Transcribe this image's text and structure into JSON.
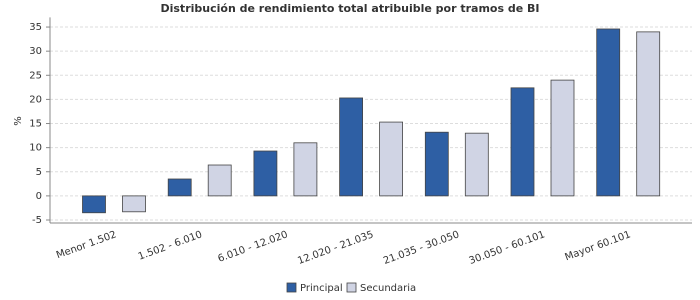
{
  "chart_data": {
    "type": "bar",
    "title": "Distribución de rendimiento total atribuible por tramos de BI",
    "y_label": "%",
    "categories": [
      "Menor 1.502",
      "1.502 - 6.010",
      "6.010 - 12.020",
      "12.020 - 21.035",
      "21.035 - 30.050",
      "30.050 - 60.101",
      "Mayor 60.101"
    ],
    "series": [
      {
        "name": "Principal",
        "color": "#2e5fa4",
        "values": [
          -3.5,
          3.5,
          9.3,
          20.3,
          13.2,
          22.4,
          34.6
        ]
      },
      {
        "name": "Secundaria",
        "color": "#d0d4e4",
        "values": [
          -3.3,
          6.4,
          11.0,
          15.3,
          13.0,
          24.0,
          34.0
        ]
      }
    ],
    "ylim": [
      -5,
      37
    ],
    "yticks": [
      -5,
      0,
      5,
      10,
      15,
      20,
      25,
      30,
      35
    ],
    "grid": true
  }
}
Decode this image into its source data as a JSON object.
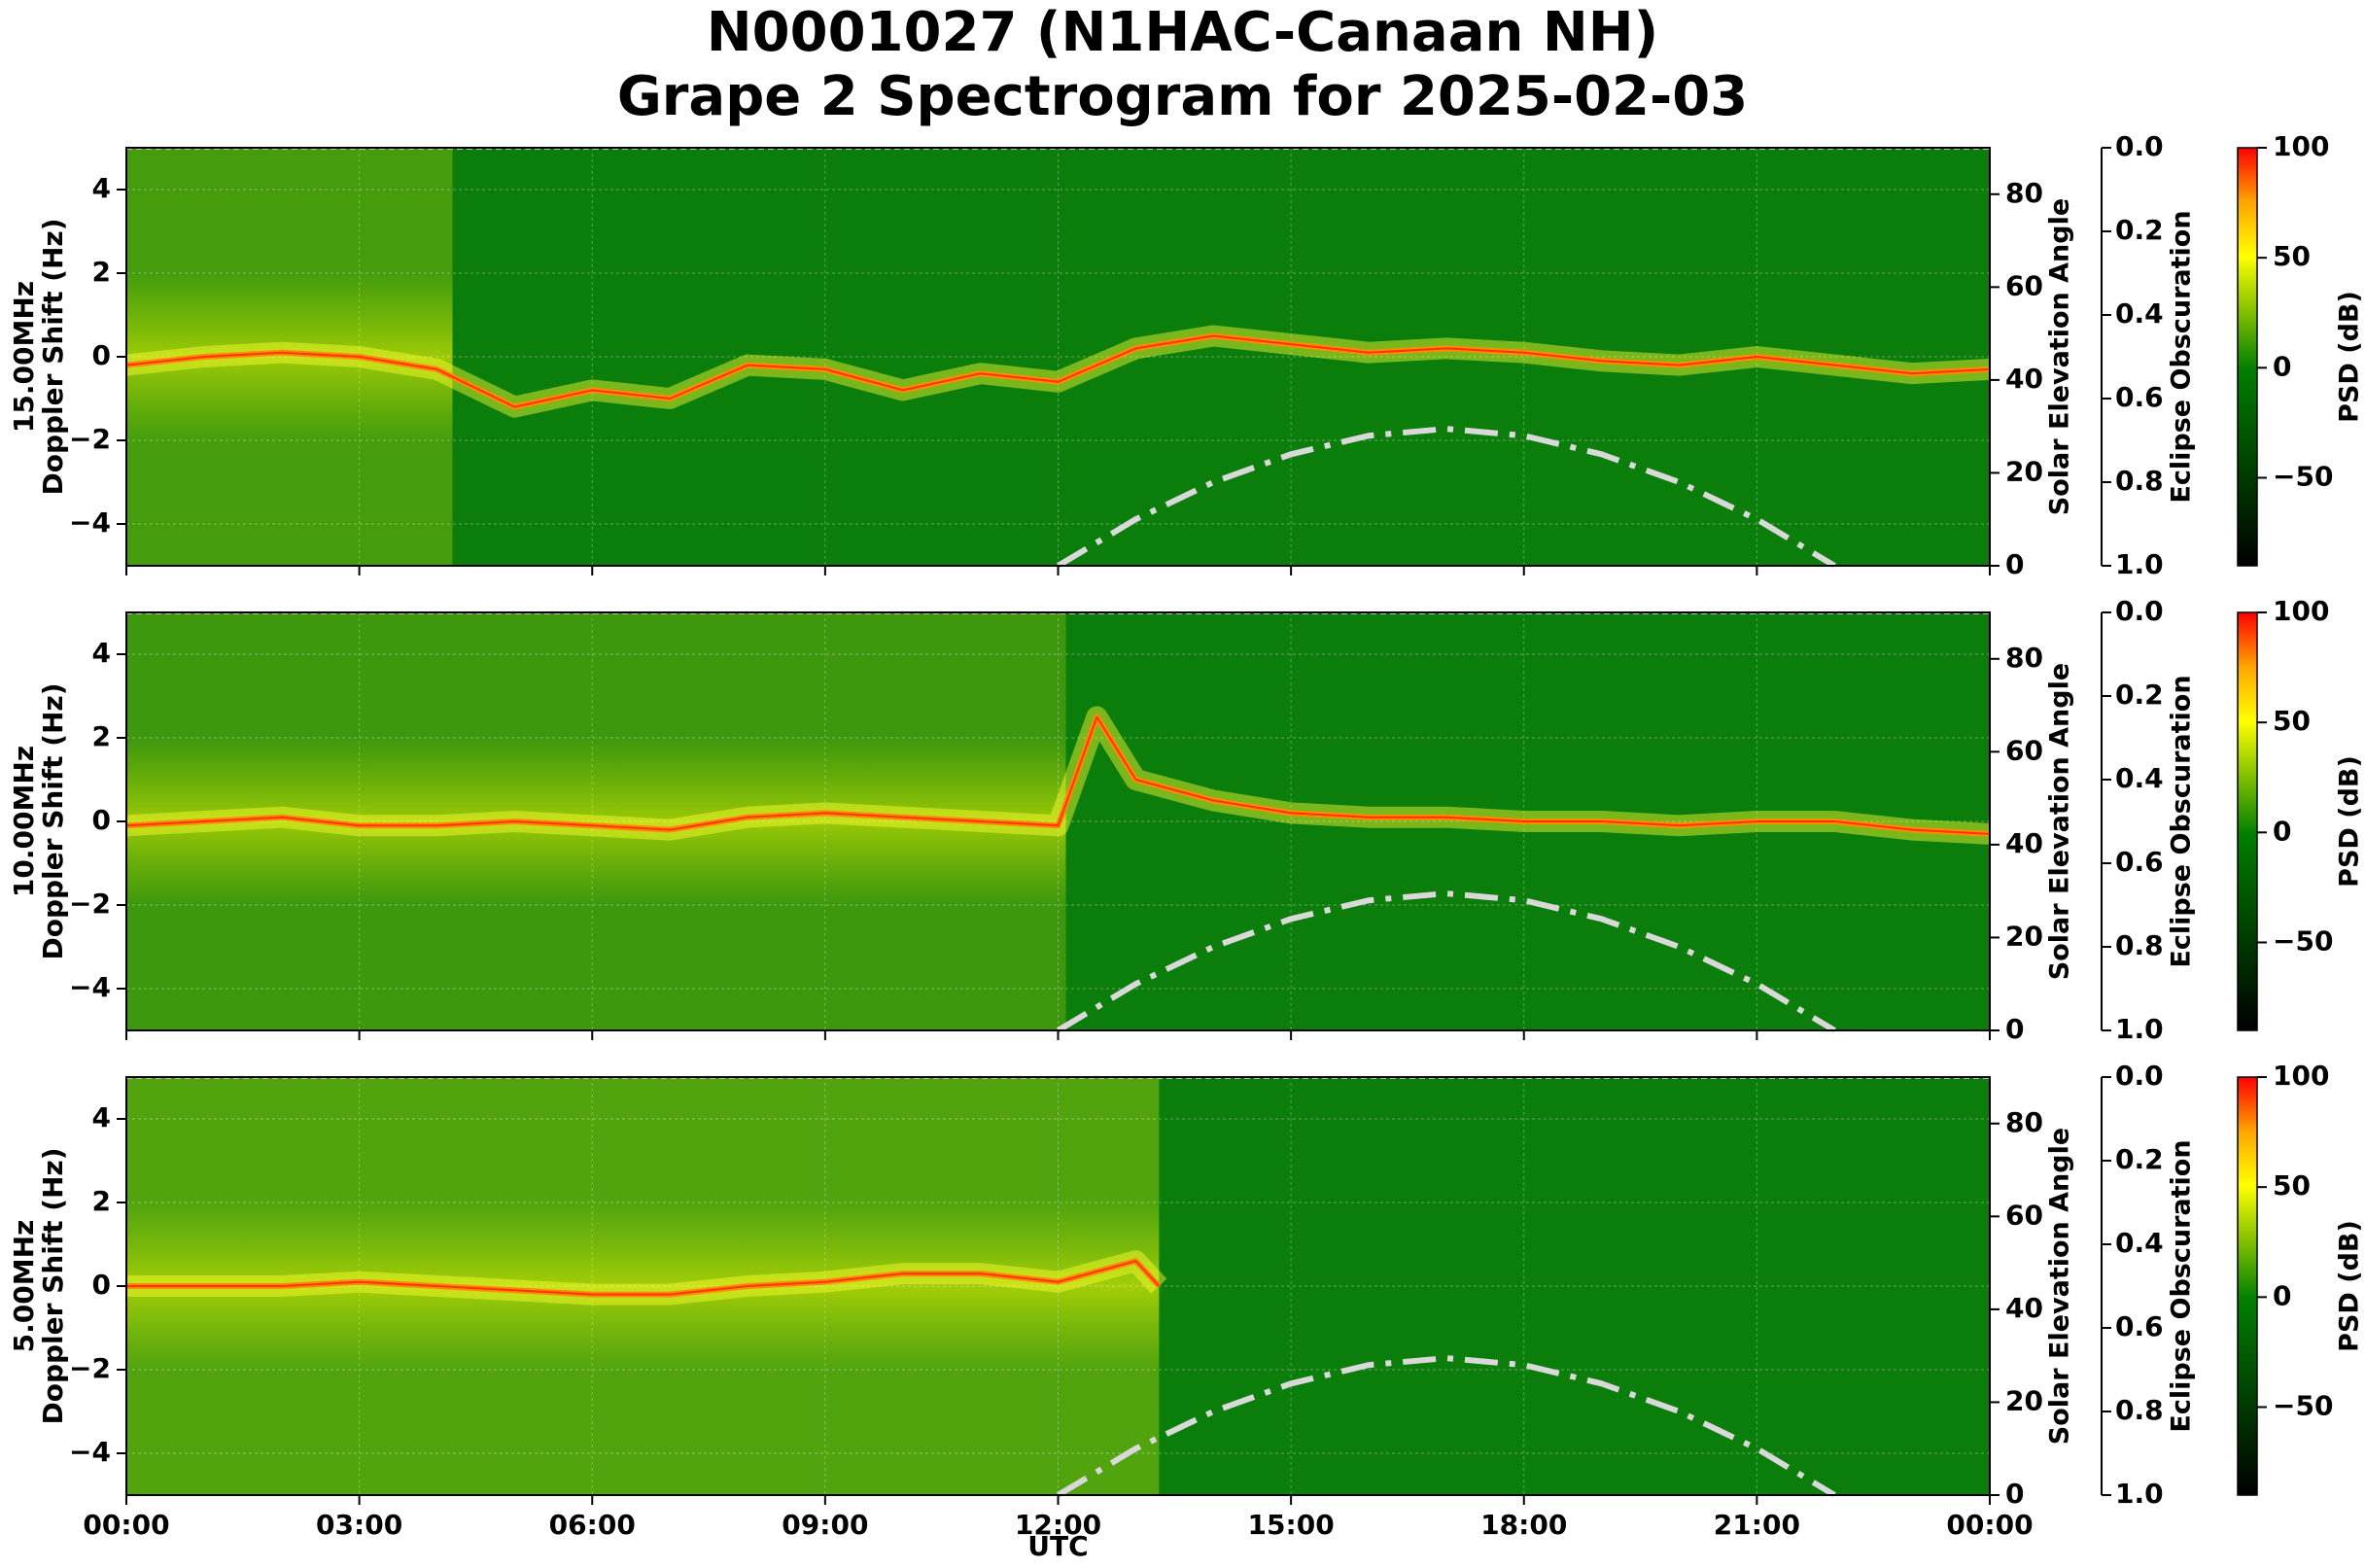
{
  "title": [
    "N0001027 (N1HAC-Canaan NH)",
    "Grape 2 Spectrogram for 2025-02-03"
  ],
  "chart_data": {
    "type": "heatmap",
    "xlabel": "UTC",
    "x_ticks": [
      "00:00",
      "03:00",
      "06:00",
      "09:00",
      "12:00",
      "15:00",
      "18:00",
      "21:00",
      "00:00"
    ],
    "xlim_hours": [
      0,
      24
    ],
    "y_ticks": [
      "−4",
      "−2",
      "0",
      "2",
      "4"
    ],
    "ylim": [
      -5,
      5
    ],
    "y2_label": "Solar Elevation Angle",
    "y2_ticks": [
      "0",
      "20",
      "40",
      "60",
      "80"
    ],
    "y2_lim": [
      0,
      90
    ],
    "y3_label": "Eclipse Obscuration",
    "y3_ticks": [
      "0.0",
      "0.2",
      "0.4",
      "0.6",
      "0.8",
      "1.0"
    ],
    "colorbar": {
      "label": "PSD (dB)",
      "ticks": [
        "100",
        "50",
        "0",
        "−50"
      ],
      "range": [
        -90,
        100
      ],
      "colors": [
        "#ff0000",
        "#ffa500",
        "#ffff00",
        "#007f00",
        "#000000"
      ]
    },
    "solar_elevation": {
      "style": "dash-dot",
      "color": "#d9d9d9",
      "points": [
        [
          12.0,
          0
        ],
        [
          13.0,
          10
        ],
        [
          14.0,
          18
        ],
        [
          15.0,
          24
        ],
        [
          16.0,
          28
        ],
        [
          17.0,
          29.5
        ],
        [
          18.0,
          28
        ],
        [
          19.0,
          24
        ],
        [
          20.0,
          18
        ],
        [
          21.0,
          10
        ],
        [
          22.0,
          0
        ]
      ]
    },
    "panels": [
      {
        "ylabel": [
          "15.00MHz",
          "Doppler Shift (Hz)"
        ],
        "trace": [
          [
            0,
            -0.2
          ],
          [
            1,
            0.0
          ],
          [
            2,
            0.1
          ],
          [
            3,
            0.0
          ],
          [
            4,
            -0.3
          ],
          [
            5,
            -1.2
          ],
          [
            6,
            -0.8
          ],
          [
            7,
            -1.0
          ],
          [
            8,
            -0.2
          ],
          [
            9,
            -0.3
          ],
          [
            10,
            -0.8
          ],
          [
            11,
            -0.4
          ],
          [
            12,
            -0.6
          ],
          [
            13,
            0.2
          ],
          [
            14,
            0.5
          ],
          [
            15,
            0.3
          ],
          [
            16,
            0.1
          ],
          [
            17,
            0.2
          ],
          [
            18,
            0.1
          ],
          [
            19,
            -0.1
          ],
          [
            20,
            -0.2
          ],
          [
            21,
            0.0
          ],
          [
            22,
            -0.2
          ],
          [
            23,
            -0.4
          ],
          [
            24,
            -0.3
          ]
        ]
      },
      {
        "ylabel": [
          "10.00MHz",
          "Doppler Shift (Hz)"
        ],
        "trace": [
          [
            0,
            -0.1
          ],
          [
            1,
            0.0
          ],
          [
            2,
            0.1
          ],
          [
            3,
            -0.1
          ],
          [
            4,
            -0.1
          ],
          [
            5,
            0.0
          ],
          [
            6,
            -0.1
          ],
          [
            7,
            -0.2
          ],
          [
            8,
            0.1
          ],
          [
            9,
            0.2
          ],
          [
            10,
            0.1
          ],
          [
            11,
            0.0
          ],
          [
            12,
            -0.1
          ],
          [
            12.5,
            2.5
          ],
          [
            13,
            1.0
          ],
          [
            14,
            0.5
          ],
          [
            15,
            0.2
          ],
          [
            16,
            0.1
          ],
          [
            17,
            0.1
          ],
          [
            18,
            0.0
          ],
          [
            19,
            0.0
          ],
          [
            20,
            -0.1
          ],
          [
            21,
            0.0
          ],
          [
            22,
            0.0
          ],
          [
            23,
            -0.2
          ],
          [
            24,
            -0.3
          ]
        ]
      },
      {
        "ylabel": [
          "5.00MHz",
          "Doppler Shift (Hz)"
        ],
        "trace": [
          [
            0,
            0.0
          ],
          [
            1,
            0.0
          ],
          [
            2,
            0.0
          ],
          [
            3,
            0.1
          ],
          [
            4,
            0.0
          ],
          [
            5,
            -0.1
          ],
          [
            6,
            -0.2
          ],
          [
            7,
            -0.2
          ],
          [
            8,
            0.0
          ],
          [
            9,
            0.1
          ],
          [
            10,
            0.3
          ],
          [
            11,
            0.3
          ],
          [
            12,
            0.1
          ],
          [
            13,
            0.6
          ],
          [
            13.3,
            0.0
          ]
        ]
      }
    ]
  }
}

-*-

== YOUR TASK ==
Exactly reproduce each record, leaving out any pictures.

== RESPONSE TO THE EXERCISE ==
Transcribe this image's text and structure into JSON.
{
  "chart_data": {
    "type": "bar",
    "title": "Distribución de rendimiento total atribuible por tramos de BI",
    "y_label": "%",
    "categories": [
      "Menor 1.502",
      "1.502 - 6.010",
      "6.010 - 12.020",
      "12.020 - 21.035",
      "21.035 - 30.050",
      "30.050 - 60.101",
      "Mayor 60.101"
    ],
    "series": [
      {
        "name": "Principal",
        "color": "#2e5fa4",
        "values": [
          -3.5,
          3.5,
          9.3,
          20.3,
          13.2,
          22.4,
          34.6
        ]
      },
      {
        "name": "Secundaria",
        "color": "#d0d4e4",
        "values": [
          -3.3,
          6.4,
          11.0,
          15.3,
          13.0,
          24.0,
          34.0
        ]
      }
    ],
    "ylim": [
      -5,
      37
    ],
    "yticks": [
      -5,
      0,
      5,
      10,
      15,
      20,
      25,
      30,
      35
    ],
    "grid": true
  }
}
Decode this image into its source data as a JSON object.
{
  "title": [
    "N0001027 (N1HAC-Canaan NH)",
    "Grape 2 Spectrogram for 2025-02-03"
  ],
  "chart_data": {
    "type": "heatmap",
    "xlabel": "UTC",
    "x_ticks": [
      "00:00",
      "03:00",
      "06:00",
      "09:00",
      "12:00",
      "15:00",
      "18:00",
      "21:00",
      "00:00"
    ],
    "xlim_hours": [
      0,
      24
    ],
    "y_ticks": [
      "−4",
      "−2",
      "0",
      "2",
      "4"
    ],
    "ylim": [
      -5,
      5
    ],
    "y2_label": "Solar Elevation Angle",
    "y2_ticks": [
      "0",
      "20",
      "40",
      "60",
      "80"
    ],
    "y2_lim": [
      0,
      90
    ],
    "y3_label": "Eclipse Obscuration",
    "y3_ticks": [
      "0.0",
      "0.2",
      "0.4",
      "0.6",
      "0.8",
      "1.0"
    ],
    "colorbar": {
      "label": "PSD (dB)",
      "ticks": [
        "100",
        "50",
        "0",
        "−50"
      ],
      "range": [
        -90,
        100
      ],
      "colors": [
        "#ff0000",
        "#ffa500",
        "#ffff00",
        "#007f00",
        "#000000"
      ]
    },
    "solar_elevation": {
      "style": "dash-dot",
      "color": "#d9d9d9",
      "points": [
        [
          12.0,
          0
        ],
        [
          13.0,
          10
        ],
        [
          14.0,
          18
        ],
        [
          15.0,
          24
        ],
        [
          16.0,
          28
        ],
        [
          17.0,
          29.5
        ],
        [
          18.0,
          28
        ],
        [
          19.0,
          24
        ],
        [
          20.0,
          18
        ],
        [
          21.0,
          10
        ],
        [
          22.0,
          0
        ]
      ]
    },
    "panels": [
      {
        "ylabel": [
          "15.00MHz",
          "Doppler Shift (Hz)"
        ],
        "trace": [
          [
            0,
            -0.2
          ],
          [
            1,
            0.0
          ],
          [
            2,
            0.1
          ],
          [
            3,
            0.0
          ],
          [
            4,
            -0.3
          ],
          [
            5,
            -1.2
          ],
          [
            6,
            -0.8
          ],
          [
            7,
            -1.0
          ],
          [
            8,
            -0.2
          ],
          [
            9,
            -0.3
          ],
          [
            10,
            -0.8
          ],
          [
            11,
            -0.4
          ],
          [
            12,
            -0.6
          ],
          [
            13,
            0.2
          ],
          [
            14,
            0.5
          ],
          [
            15,
            0.3
          ],
          [
            16,
            0.1
          ],
          [
            17,
            0.2
          ],
          [
            18,
            0.1
          ],
          [
            19,
            -0.1
          ],
          [
            20,
            -0.2
          ],
          [
            21,
            0.0
          ],
          [
            22,
            -0.2
          ],
          [
            23,
            -0.4
          ],
          [
            24,
            -0.3
          ]
        ]
      },
      {
        "ylabel": [
          "10.00MHz",
          "Doppler Shift (Hz)"
        ],
        "trace": [
          [
            0,
            -0.1
          ],
          [
            1,
            0.0
          ],
          [
            2,
            0.1
          ],
          [
            3,
            -0.1
          ],
          [
            4,
            -0.1
          ],
          [
            5,
            0.0
          ],
          [
            6,
            -0.1
          ],
          [
            7,
            -0.2
          ],
          [
            8,
            0.1
          ],
          [
            9,
            0.2
          ],
          [
            10,
            0.1
          ],
          [
            11,
            0.0
          ],
          [
            12,
            -0.1
          ],
          [
            12.5,
            2.5
          ],
          [
            13,
            1.0
          ],
          [
            14,
            0.5
          ],
          [
            15,
            0.2
          ],
          [
            16,
            0.1
          ],
          [
            17,
            0.1
          ],
          [
            18,
            0.0
          ],
          [
            19,
            0.0
          ],
          [
            20,
            -0.1
          ],
          [
            21,
            0.0
          ],
          [
            22,
            0.0
          ],
          [
            23,
            -0.2
          ],
          [
            24,
            -0.3
          ]
        ]
      },
      {
        "ylabel": [
          "5.00MHz",
          "Doppler Shift (Hz)"
        ],
        "trace": [
          [
            0,
            0.0
          ],
          [
            1,
            0.0
          ],
          [
            2,
            0.0
          ],
          [
            3,
            0.1
          ],
          [
            4,
            0.0
          ],
          [
            5,
            -0.1
          ],
          [
            6,
            -0.2
          ],
          [
            7,
            -0.2
          ],
          [
            8,
            0.0
          ],
          [
            9,
            0.1
          ],
          [
            10,
            0.3
          ],
          [
            11,
            0.3
          ],
          [
            12,
            0.1
          ],
          [
            13,
            0.6
          ],
          [
            13.3,
            0.0
          ]
        ]
      }
    ]
  }
}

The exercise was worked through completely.